#### [Stated goal]
Restate exactly, and only, the lines from the one with "Serialize everything readable" through the end of the data, with both of those end lines kept. Drop any pictures.

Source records
★ ★ ★ ★
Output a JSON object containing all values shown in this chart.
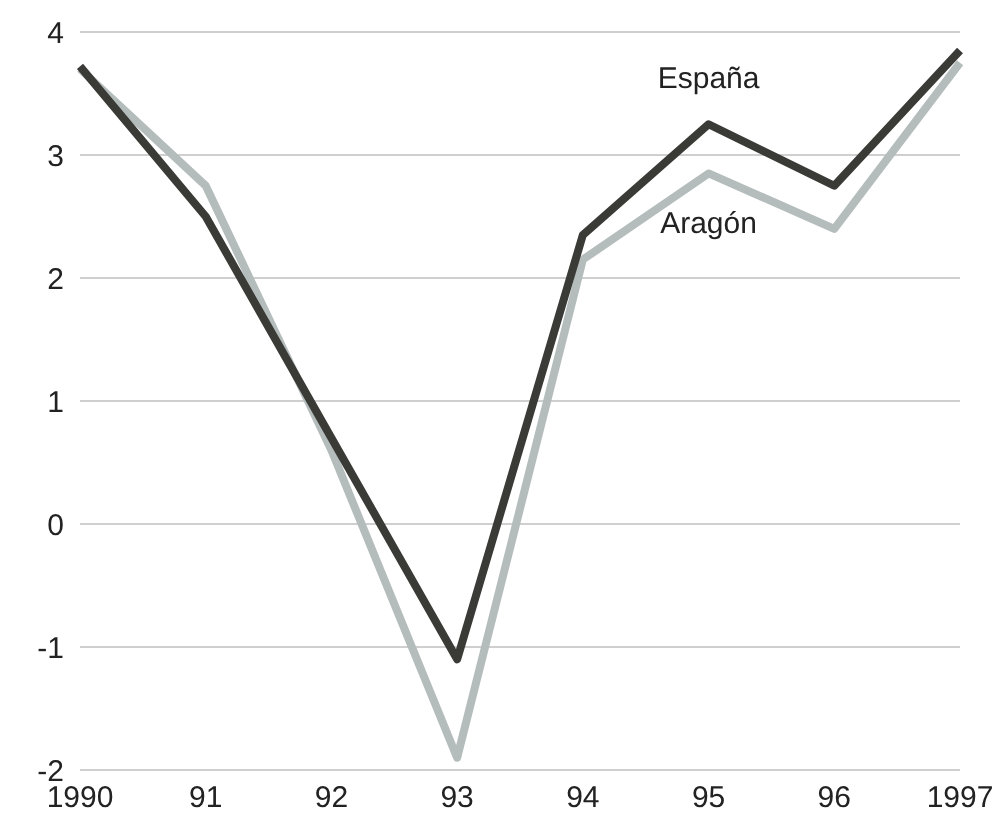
{
  "chart_data": {
    "type": "line",
    "categories": [
      "1990",
      "91",
      "92",
      "93",
      "94",
      "95",
      "96",
      "1997"
    ],
    "series": [
      {
        "name": "Aragón",
        "color": "#b4bcbc",
        "values": [
          3.7,
          2.75,
          0.6,
          -1.9,
          2.15,
          2.85,
          2.4,
          3.75
        ]
      },
      {
        "name": "España",
        "color": "#3a3a36",
        "values": [
          3.72,
          2.5,
          0.7,
          -1.1,
          2.35,
          3.25,
          2.75,
          3.85
        ]
      }
    ],
    "ylim": [
      -2,
      4
    ],
    "yticks": [
      -2,
      -1,
      0,
      1,
      2,
      3,
      4
    ],
    "grid": "y",
    "legend": false,
    "marker": "none",
    "line_style": "solid"
  }
}
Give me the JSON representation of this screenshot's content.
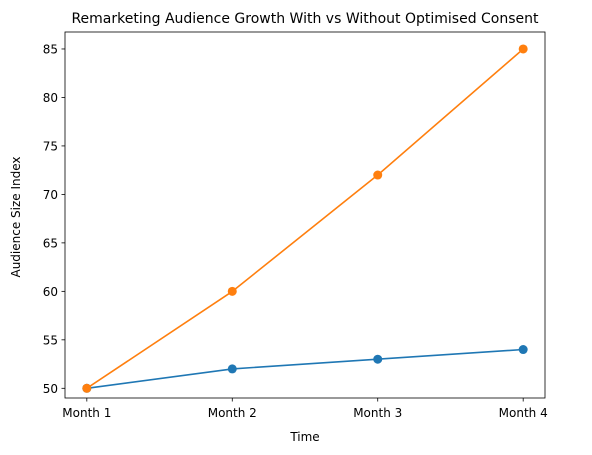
{
  "chart_data": {
    "type": "line",
    "title": "Remarketing Audience Growth With vs Without Optimised Consent",
    "xlabel": "Time",
    "ylabel": "Audience Size Index",
    "categories": [
      "Month 1",
      "Month 2",
      "Month 3",
      "Month 4"
    ],
    "ylim": [
      49,
      86.75
    ],
    "yticks": [
      50,
      55,
      60,
      65,
      70,
      75,
      80,
      85
    ],
    "grid": false,
    "legend": "none",
    "series": [
      {
        "values": [
          50,
          52,
          53,
          54
        ],
        "color": "#1f77b4"
      },
      {
        "values": [
          50,
          60,
          72,
          85
        ],
        "color": "#ff7f0e"
      }
    ]
  }
}
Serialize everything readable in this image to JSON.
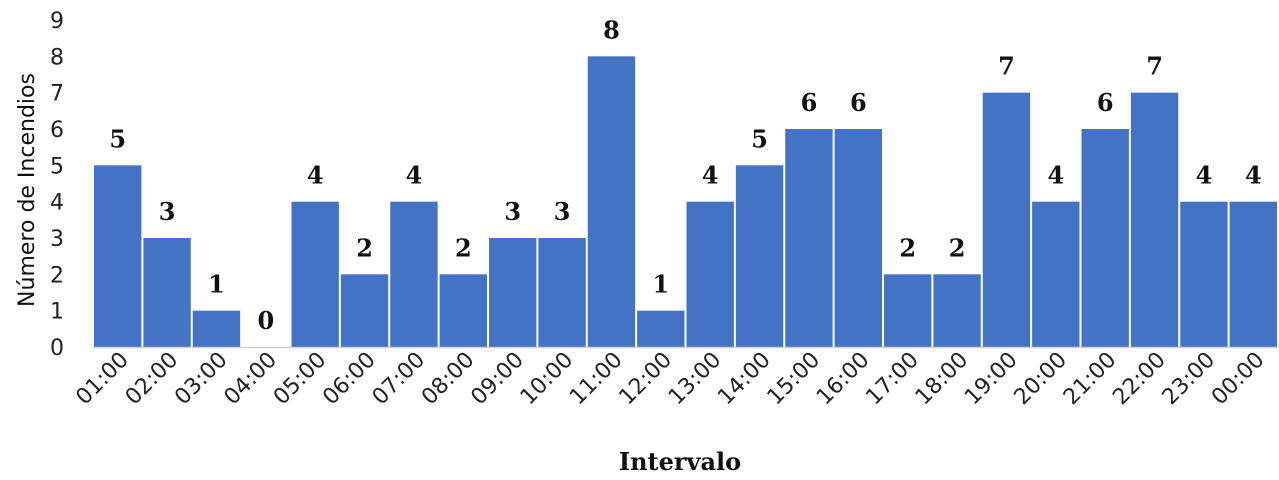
{
  "chart_data": {
    "type": "bar",
    "xlabel": "Intervalo",
    "ylabel": "Número de Incendios",
    "ylim": [
      0,
      9
    ],
    "yticks": [
      0,
      1,
      2,
      3,
      4,
      5,
      6,
      7,
      8,
      9
    ],
    "grid": false,
    "bar_color": "#4472C4",
    "categories": [
      "01:00",
      "02:00",
      "03:00",
      "04:00",
      "05:00",
      "06:00",
      "07:00",
      "08:00",
      "09:00",
      "10:00",
      "11:00",
      "12:00",
      "13:00",
      "14:00",
      "15:00",
      "16:00",
      "17:00",
      "18:00",
      "19:00",
      "20:00",
      "21:00",
      "22:00",
      "23:00",
      "00:00"
    ],
    "values": [
      5,
      3,
      1,
      0,
      4,
      2,
      4,
      2,
      3,
      3,
      8,
      1,
      4,
      5,
      6,
      6,
      2,
      2,
      7,
      4,
      6,
      7,
      4,
      4
    ]
  }
}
★ ★ ★ ★
#### [Written response]
Serialize everything readable in this image to JSON.
{
  "chart_data": {
    "type": "bar",
    "xlabel": "Intervalo",
    "ylabel": "Número de Incendios",
    "ylim": [
      0,
      9
    ],
    "yticks": [
      0,
      1,
      2,
      3,
      4,
      5,
      6,
      7,
      8,
      9
    ],
    "grid": false,
    "bar_color": "#4472C4",
    "categories": [
      "01:00",
      "02:00",
      "03:00",
      "04:00",
      "05:00",
      "06:00",
      "07:00",
      "08:00",
      "09:00",
      "10:00",
      "11:00",
      "12:00",
      "13:00",
      "14:00",
      "15:00",
      "16:00",
      "17:00",
      "18:00",
      "19:00",
      "20:00",
      "21:00",
      "22:00",
      "23:00",
      "00:00"
    ],
    "values": [
      5,
      3,
      1,
      0,
      4,
      2,
      4,
      2,
      3,
      3,
      8,
      1,
      4,
      5,
      6,
      6,
      2,
      2,
      7,
      4,
      6,
      7,
      4,
      4
    ]
  }
}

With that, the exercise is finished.